TASK DETAILS -> Repeat the data word for word. Do not include the pictures.

** BEGIN DATASET ENTRIES **

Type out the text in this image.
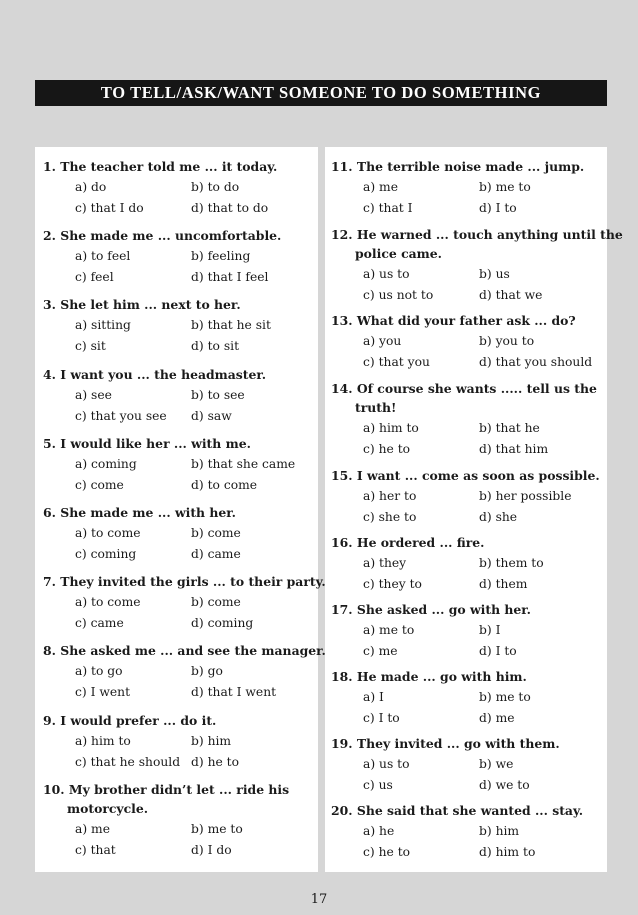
TO TELL/ASK/WANT SOMEONE TO DO SOMETHING
17
1. The teacher told me ... it today.
a) do	b) to do
c) that I do	d) that to do
2. She made me ... uncomfortable.
a) to feel	b) feeling
c) feel	d) that I feel
3. She let him ... next to her.
a) sitting	b) that he sit
c) sit	d) to sit
4. I want you ... the headmaster.
a) see	b) to see
c) that you see	d) saw
5. I would like her ... with me.
a) coming	b) that she came
c) come	d) to come
6. She made me ... with her.
a) to come	b) come
c) coming	d) came
7. They invited the girls ... to their party.
a) to come	b) come
c) came	d) coming
8. She asked me ... and see the manager.
a) to go	b) go
c) I went	d) that I went
9. I would prefer ... do it.
a) him to	b) him
c) that he should d) he to
10. My brother didn’t let ... ride his
motorcycle.
a) me	b) me to
c) that	d) I do
11. The terrible noise made ... jump.
a) me	b) me to
c) that I	d) I to
12. He warned ... touch anything until the
police came.
a) us to	b) us
c) us not to	d) that we
13. What did your father ask ... do?
a) you	b) you to
c) that you	d) that you should
14. Of course she wants ..... tell us the
truth!
a) him to	b) that he
c) he to	d) that him
15. I want ... come as soon as possible.
a) her to	b) her possible
c) she to	d) she
16. He ordered ... fire.
a) they	b) them to
c) they to	d) them
17. She asked ... go with her.
a) me to	b) I
c) me	d) I to
18. He made ... go with him.
a) I	b) me to
c) I to	d) me
19. They invited ... go with them.
a) us to	b) we
c) us	d) we to
20. She said that she wanted ... stay.
a) he	b) him
c) he to	d) him to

** END DATASET ENTRIES **

THE REPLY ->
Type out the text in this image.
TO TELL/ASK/WANT SOMEONE TO DO SOMETHING
17
1. The teacher told me ... it today.
a) do	b) to do
c) that I do	d) that to do
2. She made me ... uncomfortable.
a) to feel	b) feeling
c) feel	d) that I feel
3. She let him ... next to her.
a) sitting	b) that he sit
c) sit	d) to sit
4. I want you ... the headmaster.
a) see	b) to see
c) that you see	d) saw
5. I would like her ... with me.
a) coming	b) that she came
c) come	d) to come
6. She made me ... with her.
a) to come	b) come
c) coming	d) came
7. They invited the girls ... to their party.
a) to come	b) come
c) came	d) coming
8. She asked me ... and see the manager.
a) to go	b) go
c) I went	d) that I went
9. I would prefer ... do it.
a) him to	b) him
c) that he should d) he to
10. My brother didn’t let ... ride his
motorcycle.
a) me	b) me to
c) that	d) I do
11. The terrible noise made ... jump.
a) me	b) me to
c) that I	d) I to
12. He warned ... touch anything until the
police came.
a) us to	b) us
c) us not to	d) that we
13. What did your father ask ... do?
a) you	b) you to
c) that you	d) that you should
14. Of course she wants ..... tell us the
truth!
a) him to	b) that he
c) he to	d) that him
15. I want ... come as soon as possible.
a) her to	b) her possible
c) she to	d) she
16. He ordered ... fire.
a) they	b) them to
c) they to	d) them
17. She asked ... go with her.
a) me to	b) I
c) me	d) I to
18. He made ... go with him.
a) I	b) me to
c) I to	d) me
19. They invited ... go with them.
a) us to	b) we
c) us	d) we to
20. She said that she wanted ... stay.
a) he	b) him
c) he to	d) him to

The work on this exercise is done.